CHALLENGE: Return the listing below in full, with every line exactly as it is.

PROVIDED DATA:
════════════════════
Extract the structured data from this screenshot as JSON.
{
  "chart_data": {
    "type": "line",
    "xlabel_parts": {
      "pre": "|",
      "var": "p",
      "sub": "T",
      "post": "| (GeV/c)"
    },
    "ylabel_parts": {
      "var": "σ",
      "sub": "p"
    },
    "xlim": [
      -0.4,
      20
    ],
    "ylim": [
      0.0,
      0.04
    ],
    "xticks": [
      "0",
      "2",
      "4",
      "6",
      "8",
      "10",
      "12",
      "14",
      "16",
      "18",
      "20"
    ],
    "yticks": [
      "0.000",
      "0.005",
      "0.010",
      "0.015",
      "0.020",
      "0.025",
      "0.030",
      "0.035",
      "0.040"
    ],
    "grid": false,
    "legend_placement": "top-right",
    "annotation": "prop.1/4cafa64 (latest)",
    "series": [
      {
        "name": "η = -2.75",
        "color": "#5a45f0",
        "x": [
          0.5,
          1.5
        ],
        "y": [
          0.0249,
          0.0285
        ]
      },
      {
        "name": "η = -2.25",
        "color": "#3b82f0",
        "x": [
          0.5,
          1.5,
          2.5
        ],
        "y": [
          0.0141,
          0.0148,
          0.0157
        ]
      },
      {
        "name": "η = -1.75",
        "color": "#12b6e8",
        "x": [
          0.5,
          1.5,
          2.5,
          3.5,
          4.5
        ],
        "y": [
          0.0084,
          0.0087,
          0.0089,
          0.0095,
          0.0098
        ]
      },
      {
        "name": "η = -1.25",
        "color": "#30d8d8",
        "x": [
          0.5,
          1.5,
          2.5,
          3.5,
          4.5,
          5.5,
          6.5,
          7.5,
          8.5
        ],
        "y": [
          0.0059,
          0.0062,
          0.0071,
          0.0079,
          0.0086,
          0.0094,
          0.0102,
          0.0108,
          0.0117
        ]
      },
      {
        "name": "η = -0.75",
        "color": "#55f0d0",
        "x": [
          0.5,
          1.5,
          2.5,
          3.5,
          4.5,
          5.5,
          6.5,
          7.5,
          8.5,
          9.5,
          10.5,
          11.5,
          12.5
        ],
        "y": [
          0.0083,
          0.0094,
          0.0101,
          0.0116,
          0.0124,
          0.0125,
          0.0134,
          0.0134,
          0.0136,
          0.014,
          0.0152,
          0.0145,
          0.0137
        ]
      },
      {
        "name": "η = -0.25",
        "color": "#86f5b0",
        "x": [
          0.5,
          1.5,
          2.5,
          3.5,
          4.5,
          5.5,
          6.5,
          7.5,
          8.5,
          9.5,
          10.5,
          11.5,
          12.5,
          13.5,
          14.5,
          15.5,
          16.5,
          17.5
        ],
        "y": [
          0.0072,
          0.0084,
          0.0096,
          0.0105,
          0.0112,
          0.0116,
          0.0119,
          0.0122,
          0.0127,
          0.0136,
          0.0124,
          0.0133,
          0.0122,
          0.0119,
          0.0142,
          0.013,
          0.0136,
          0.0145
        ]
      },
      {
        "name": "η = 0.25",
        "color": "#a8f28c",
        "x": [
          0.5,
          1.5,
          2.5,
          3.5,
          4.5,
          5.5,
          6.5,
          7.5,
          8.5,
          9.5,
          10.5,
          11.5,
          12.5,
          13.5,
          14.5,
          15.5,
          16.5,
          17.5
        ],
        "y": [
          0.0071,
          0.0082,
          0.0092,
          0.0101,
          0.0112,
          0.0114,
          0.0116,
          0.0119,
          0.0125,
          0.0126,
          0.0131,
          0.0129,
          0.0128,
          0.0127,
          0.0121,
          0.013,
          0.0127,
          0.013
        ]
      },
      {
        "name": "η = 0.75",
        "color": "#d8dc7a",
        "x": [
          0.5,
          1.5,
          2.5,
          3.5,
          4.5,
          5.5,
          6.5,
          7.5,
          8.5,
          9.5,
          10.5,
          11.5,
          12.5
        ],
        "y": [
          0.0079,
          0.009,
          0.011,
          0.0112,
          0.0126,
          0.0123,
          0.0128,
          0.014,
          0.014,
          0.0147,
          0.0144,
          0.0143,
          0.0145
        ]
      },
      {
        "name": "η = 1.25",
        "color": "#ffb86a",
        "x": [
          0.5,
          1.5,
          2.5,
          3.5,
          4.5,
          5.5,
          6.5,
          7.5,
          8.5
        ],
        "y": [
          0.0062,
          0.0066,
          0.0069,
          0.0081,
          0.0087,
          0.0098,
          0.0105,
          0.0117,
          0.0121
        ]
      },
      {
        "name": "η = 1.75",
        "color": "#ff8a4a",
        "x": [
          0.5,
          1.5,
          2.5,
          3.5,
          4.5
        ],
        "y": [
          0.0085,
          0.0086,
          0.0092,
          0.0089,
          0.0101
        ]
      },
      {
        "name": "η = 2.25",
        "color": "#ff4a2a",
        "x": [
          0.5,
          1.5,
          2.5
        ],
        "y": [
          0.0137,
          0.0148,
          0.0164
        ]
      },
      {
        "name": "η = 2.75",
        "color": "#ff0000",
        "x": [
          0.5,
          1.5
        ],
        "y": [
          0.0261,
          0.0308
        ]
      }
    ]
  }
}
════════════════════
PROBLEM SOLUTION:
Extract the structured data from this screenshot as JSON.
{
  "chart_data": {
    "type": "line",
    "xlabel_parts": {
      "pre": "|",
      "var": "p",
      "sub": "T",
      "post": "| (GeV/c)"
    },
    "ylabel_parts": {
      "var": "σ",
      "sub": "p"
    },
    "xlim": [
      -0.4,
      20
    ],
    "ylim": [
      0.0,
      0.04
    ],
    "xticks": [
      "0",
      "2",
      "4",
      "6",
      "8",
      "10",
      "12",
      "14",
      "16",
      "18",
      "20"
    ],
    "yticks": [
      "0.000",
      "0.005",
      "0.010",
      "0.015",
      "0.020",
      "0.025",
      "0.030",
      "0.035",
      "0.040"
    ],
    "grid": false,
    "legend_placement": "top-right",
    "annotation": "prop.1/4cafa64 (latest)",
    "series": [
      {
        "name": "η = -2.75",
        "color": "#5a45f0",
        "x": [
          0.5,
          1.5
        ],
        "y": [
          0.0249,
          0.0285
        ]
      },
      {
        "name": "η = -2.25",
        "color": "#3b82f0",
        "x": [
          0.5,
          1.5,
          2.5
        ],
        "y": [
          0.0141,
          0.0148,
          0.0157
        ]
      },
      {
        "name": "η = -1.75",
        "color": "#12b6e8",
        "x": [
          0.5,
          1.5,
          2.5,
          3.5,
          4.5
        ],
        "y": [
          0.0084,
          0.0087,
          0.0089,
          0.0095,
          0.0098
        ]
      },
      {
        "name": "η = -1.25",
        "color": "#30d8d8",
        "x": [
          0.5,
          1.5,
          2.5,
          3.5,
          4.5,
          5.5,
          6.5,
          7.5,
          8.5
        ],
        "y": [
          0.0059,
          0.0062,
          0.0071,
          0.0079,
          0.0086,
          0.0094,
          0.0102,
          0.0108,
          0.0117
        ]
      },
      {
        "name": "η = -0.75",
        "color": "#55f0d0",
        "x": [
          0.5,
          1.5,
          2.5,
          3.5,
          4.5,
          5.5,
          6.5,
          7.5,
          8.5,
          9.5,
          10.5,
          11.5,
          12.5
        ],
        "y": [
          0.0083,
          0.0094,
          0.0101,
          0.0116,
          0.0124,
          0.0125,
          0.0134,
          0.0134,
          0.0136,
          0.014,
          0.0152,
          0.0145,
          0.0137
        ]
      },
      {
        "name": "η = -0.25",
        "color": "#86f5b0",
        "x": [
          0.5,
          1.5,
          2.5,
          3.5,
          4.5,
          5.5,
          6.5,
          7.5,
          8.5,
          9.5,
          10.5,
          11.5,
          12.5,
          13.5,
          14.5,
          15.5,
          16.5,
          17.5
        ],
        "y": [
          0.0072,
          0.0084,
          0.0096,
          0.0105,
          0.0112,
          0.0116,
          0.0119,
          0.0122,
          0.0127,
          0.0136,
          0.0124,
          0.0133,
          0.0122,
          0.0119,
          0.0142,
          0.013,
          0.0136,
          0.0145
        ]
      },
      {
        "name": "η = 0.25",
        "color": "#a8f28c",
        "x": [
          0.5,
          1.5,
          2.5,
          3.5,
          4.5,
          5.5,
          6.5,
          7.5,
          8.5,
          9.5,
          10.5,
          11.5,
          12.5,
          13.5,
          14.5,
          15.5,
          16.5,
          17.5
        ],
        "y": [
          0.0071,
          0.0082,
          0.0092,
          0.0101,
          0.0112,
          0.0114,
          0.0116,
          0.0119,
          0.0125,
          0.0126,
          0.0131,
          0.0129,
          0.0128,
          0.0127,
          0.0121,
          0.013,
          0.0127,
          0.013
        ]
      },
      {
        "name": "η = 0.75",
        "color": "#d8dc7a",
        "x": [
          0.5,
          1.5,
          2.5,
          3.5,
          4.5,
          5.5,
          6.5,
          7.5,
          8.5,
          9.5,
          10.5,
          11.5,
          12.5
        ],
        "y": [
          0.0079,
          0.009,
          0.011,
          0.0112,
          0.0126,
          0.0123,
          0.0128,
          0.014,
          0.014,
          0.0147,
          0.0144,
          0.0143,
          0.0145
        ]
      },
      {
        "name": "η = 1.25",
        "color": "#ffb86a",
        "x": [
          0.5,
          1.5,
          2.5,
          3.5,
          4.5,
          5.5,
          6.5,
          7.5,
          8.5
        ],
        "y": [
          0.0062,
          0.0066,
          0.0069,
          0.0081,
          0.0087,
          0.0098,
          0.0105,
          0.0117,
          0.0121
        ]
      },
      {
        "name": "η = 1.75",
        "color": "#ff8a4a",
        "x": [
          0.5,
          1.5,
          2.5,
          3.5,
          4.5
        ],
        "y": [
          0.0085,
          0.0086,
          0.0092,
          0.0089,
          0.0101
        ]
      },
      {
        "name": "η = 2.25",
        "color": "#ff4a2a",
        "x": [
          0.5,
          1.5,
          2.5
        ],
        "y": [
          0.0137,
          0.0148,
          0.0164
        ]
      },
      {
        "name": "η = 2.75",
        "color": "#ff0000",
        "x": [
          0.5,
          1.5
        ],
        "y": [
          0.0261,
          0.0308
        ]
      }
    ]
  }
}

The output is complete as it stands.